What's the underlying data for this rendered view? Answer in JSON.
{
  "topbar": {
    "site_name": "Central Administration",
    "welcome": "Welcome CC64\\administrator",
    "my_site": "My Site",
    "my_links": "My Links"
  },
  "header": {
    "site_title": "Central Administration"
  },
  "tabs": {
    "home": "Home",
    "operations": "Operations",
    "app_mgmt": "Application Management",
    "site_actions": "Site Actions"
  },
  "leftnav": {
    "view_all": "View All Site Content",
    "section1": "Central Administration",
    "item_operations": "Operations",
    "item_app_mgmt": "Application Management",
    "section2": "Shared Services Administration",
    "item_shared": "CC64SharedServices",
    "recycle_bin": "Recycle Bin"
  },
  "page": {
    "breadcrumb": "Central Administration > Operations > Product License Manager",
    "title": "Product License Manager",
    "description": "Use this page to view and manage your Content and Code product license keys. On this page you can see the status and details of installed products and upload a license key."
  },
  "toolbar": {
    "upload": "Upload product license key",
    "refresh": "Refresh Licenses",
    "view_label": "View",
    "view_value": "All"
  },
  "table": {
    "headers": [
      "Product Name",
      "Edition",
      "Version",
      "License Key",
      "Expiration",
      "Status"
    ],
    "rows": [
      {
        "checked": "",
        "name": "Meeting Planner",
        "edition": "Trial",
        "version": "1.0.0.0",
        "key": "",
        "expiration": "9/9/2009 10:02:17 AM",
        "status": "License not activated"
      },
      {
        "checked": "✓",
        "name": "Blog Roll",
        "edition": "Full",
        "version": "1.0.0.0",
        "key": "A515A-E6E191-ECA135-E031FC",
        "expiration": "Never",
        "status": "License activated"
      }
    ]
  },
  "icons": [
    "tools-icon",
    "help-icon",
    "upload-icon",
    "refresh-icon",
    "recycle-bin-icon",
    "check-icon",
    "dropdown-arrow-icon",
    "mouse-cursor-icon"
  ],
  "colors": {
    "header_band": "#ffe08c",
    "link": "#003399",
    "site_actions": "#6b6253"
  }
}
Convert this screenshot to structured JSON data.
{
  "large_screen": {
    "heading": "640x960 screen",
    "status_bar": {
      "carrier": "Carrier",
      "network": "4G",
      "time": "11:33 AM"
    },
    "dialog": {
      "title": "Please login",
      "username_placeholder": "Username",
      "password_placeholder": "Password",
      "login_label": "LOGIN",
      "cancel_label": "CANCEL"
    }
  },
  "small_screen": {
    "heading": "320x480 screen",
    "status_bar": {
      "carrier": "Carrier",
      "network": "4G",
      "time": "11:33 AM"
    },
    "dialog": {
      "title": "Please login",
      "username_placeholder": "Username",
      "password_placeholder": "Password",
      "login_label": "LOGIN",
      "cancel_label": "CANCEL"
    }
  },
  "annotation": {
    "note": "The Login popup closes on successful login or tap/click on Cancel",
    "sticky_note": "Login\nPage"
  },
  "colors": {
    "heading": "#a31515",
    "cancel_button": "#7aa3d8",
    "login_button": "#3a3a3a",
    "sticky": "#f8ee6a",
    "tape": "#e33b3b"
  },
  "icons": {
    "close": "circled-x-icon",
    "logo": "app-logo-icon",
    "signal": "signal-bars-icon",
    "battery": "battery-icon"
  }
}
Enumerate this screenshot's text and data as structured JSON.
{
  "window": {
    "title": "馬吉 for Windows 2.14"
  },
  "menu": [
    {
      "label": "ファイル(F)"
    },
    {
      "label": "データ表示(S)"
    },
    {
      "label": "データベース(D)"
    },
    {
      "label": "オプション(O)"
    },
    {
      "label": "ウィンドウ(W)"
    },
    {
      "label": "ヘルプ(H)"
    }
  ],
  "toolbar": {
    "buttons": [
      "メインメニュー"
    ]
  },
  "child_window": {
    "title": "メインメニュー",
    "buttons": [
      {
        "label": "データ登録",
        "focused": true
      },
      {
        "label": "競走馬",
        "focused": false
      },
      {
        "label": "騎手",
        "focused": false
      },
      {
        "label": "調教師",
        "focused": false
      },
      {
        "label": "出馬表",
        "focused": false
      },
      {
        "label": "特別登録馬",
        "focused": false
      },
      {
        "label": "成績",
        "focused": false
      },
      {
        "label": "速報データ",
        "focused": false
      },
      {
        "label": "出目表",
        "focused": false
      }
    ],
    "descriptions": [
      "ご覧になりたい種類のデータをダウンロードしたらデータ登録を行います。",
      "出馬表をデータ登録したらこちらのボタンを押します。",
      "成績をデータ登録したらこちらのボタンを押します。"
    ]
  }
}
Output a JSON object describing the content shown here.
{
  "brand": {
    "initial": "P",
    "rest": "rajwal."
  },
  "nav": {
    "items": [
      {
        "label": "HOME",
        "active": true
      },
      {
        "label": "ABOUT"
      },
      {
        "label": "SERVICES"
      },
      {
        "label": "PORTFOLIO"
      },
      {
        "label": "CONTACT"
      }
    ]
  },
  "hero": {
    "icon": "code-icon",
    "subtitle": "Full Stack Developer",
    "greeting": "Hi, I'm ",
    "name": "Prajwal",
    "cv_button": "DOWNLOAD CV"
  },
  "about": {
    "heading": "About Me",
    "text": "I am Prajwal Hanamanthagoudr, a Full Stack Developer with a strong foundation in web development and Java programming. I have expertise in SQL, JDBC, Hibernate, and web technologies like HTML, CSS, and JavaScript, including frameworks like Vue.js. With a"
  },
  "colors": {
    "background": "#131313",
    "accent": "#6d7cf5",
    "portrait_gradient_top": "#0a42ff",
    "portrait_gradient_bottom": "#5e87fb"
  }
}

☆ ☆ ☆ ☆ ☆

#### What needs to be done:
Extract each record, keeping it identical to the original.

#### Task response:
What's the underlying data for this rendered view? Answer in JSON.
{
  "topbar": {
    "site_name": "Central Administration",
    "welcome": "Welcome CC64\\administrator",
    "my_site": "My Site",
    "my_links": "My Links"
  },
  "header": {
    "site_title": "Central Administration"
  },
  "tabs": {
    "home": "Home",
    "operations": "Operations",
    "app_mgmt": "Application Management",
    "site_actions": "Site Actions"
  },
  "leftnav": {
    "view_all": "View All Site Content",
    "section1": "Central Administration",
    "item_operations": "Operations",
    "item_app_mgmt": "Application Management",
    "section2": "Shared Services Administration",
    "item_shared": "CC64SharedServices",
    "recycle_bin": "Recycle Bin"
  },
  "page": {
    "breadcrumb": "Central Administration > Operations > Product License Manager",
    "title": "Product License Manager",
    "description": "Use this page to view and manage your Content and Code product license keys. On this page you can see the status and details of installed products and upload a license key."
  },
  "toolbar": {
    "upload": "Upload product license key",
    "refresh": "Refresh Licenses",
    "view_label": "View",
    "view_value": "All"
  },
  "table": {
    "headers": [
      "Product Name",
      "Edition",
      "Version",
      "License Key",
      "Expiration",
      "Status"
    ],
    "rows": [
      {
        "checked": "",
        "name": "Meeting Planner",
        "edition": "Trial",
        "version": "1.0.0.0",
        "key": "",
        "expiration": "9/9/2009 10:02:17 AM",
        "status": "License not activated"
      },
      {
        "checked": "✓",
        "name": "Blog Roll",
        "edition": "Full",
        "version": "1.0.0.0",
        "key": "A515A-E6E191-ECA135-E031FC",
        "expiration": "Never",
        "status": "License activated"
      }
    ]
  },
  "icons": [
    "tools-icon",
    "help-icon",
    "upload-icon",
    "refresh-icon",
    "recycle-bin-icon",
    "check-icon",
    "dropdown-arrow-icon",
    "mouse-cursor-icon"
  ],
  "colors": {
    "header_band": "#ffe08c",
    "link": "#003399",
    "site_actions": "#6b6253"
  }
}
Convert this screenshot to structured JSON data.
{
  "large_screen": {
    "heading": "640x960 screen",
    "status_bar": {
      "carrier": "Carrier",
      "network": "4G",
      "time": "11:33 AM"
    },
    "dialog": {
      "title": "Please login",
      "username_placeholder": "Username",
      "password_placeholder": "Password",
      "login_label": "LOGIN",
      "cancel_label": "CANCEL"
    }
  },
  "small_screen": {
    "heading": "320x480 screen",
    "status_bar": {
      "carrier": "Carrier",
      "network": "4G",
      "time": "11:33 AM"
    },
    "dialog": {
      "title": "Please login",
      "username_placeholder": "Username",
      "password_placeholder": "Password",
      "login_label": "LOGIN",
      "cancel_label": "CANCEL"
    }
  },
  "annotation": {
    "note": "The Login popup closes on successful login or tap/click on Cancel",
    "sticky_note": "Login\nPage"
  },
  "colors": {
    "heading": "#a31515",
    "cancel_button": "#7aa3d8",
    "login_button": "#3a3a3a",
    "sticky": "#f8ee6a",
    "tape": "#e33b3b"
  },
  "icons": {
    "close": "circled-x-icon",
    "logo": "app-logo-icon",
    "signal": "signal-bars-icon",
    "battery": "battery-icon"
  }
}
Enumerate this screenshot's text and data as structured JSON.
{
  "window": {
    "title": "馬吉 for Windows 2.14"
  },
  "menu": [
    {
      "label": "ファイル(F)"
    },
    {
      "label": "データ表示(S)"
    },
    {
      "label": "データベース(D)"
    },
    {
      "label": "オプション(O)"
    },
    {
      "label": "ウィンドウ(W)"
    },
    {
      "label": "ヘルプ(H)"
    }
  ],
  "toolbar": {
    "buttons": [
      "メインメニュー"
    ]
  },
  "child_window": {
    "title": "メインメニュー",
    "buttons": [
      {
        "label": "データ登録",
        "focused": true
      },
      {
        "label": "競走馬",
        "focused": false
      },
      {
        "label": "騎手",
        "focused": false
      },
      {
        "label": "調教師",
        "focused": false
      },
      {
        "label": "出馬表",
        "focused": false
      },
      {
        "label": "特別登録馬",
        "focused": false
      },
      {
        "label": "成績",
        "focused": false
      },
      {
        "label": "速報データ",
        "focused": false
      },
      {
        "label": "出目表",
        "focused": false
      }
    ],
    "descriptions": [
      "ご覧になりたい種類のデータをダウンロードしたらデータ登録を行います。",
      "出馬表をデータ登録したらこちらのボタンを押します。",
      "成績をデータ登録したらこちらのボタンを押します。"
    ]
  }
}
Output a JSON object describing the content shown here.
{
  "brand": {
    "initial": "P",
    "rest": "rajwal."
  },
  "nav": {
    "items": [
      {
        "label": "HOME",
        "active": true
      },
      {
        "label": "ABOUT"
      },
      {
        "label": "SERVICES"
      },
      {
        "label": "PORTFOLIO"
      },
      {
        "label": "CONTACT"
      }
    ]
  },
  "hero": {
    "icon": "code-icon",
    "subtitle": "Full Stack Developer",
    "greeting": "Hi, I'm ",
    "name": "Prajwal",
    "cv_button": "DOWNLOAD CV"
  },
  "about": {
    "heading": "About Me",
    "text": "I am Prajwal Hanamanthagoudr, a Full Stack Developer with a strong foundation in web development and Java programming. I have expertise in SQL, JDBC, Hibernate, and web technologies like HTML, CSS, and JavaScript, including frameworks like Vue.js. With a"
  },
  "colors": {
    "background": "#131313",
    "accent": "#6d7cf5",
    "portrait_gradient_top": "#0a42ff",
    "portrait_gradient_bottom": "#5e87fb"
  }
}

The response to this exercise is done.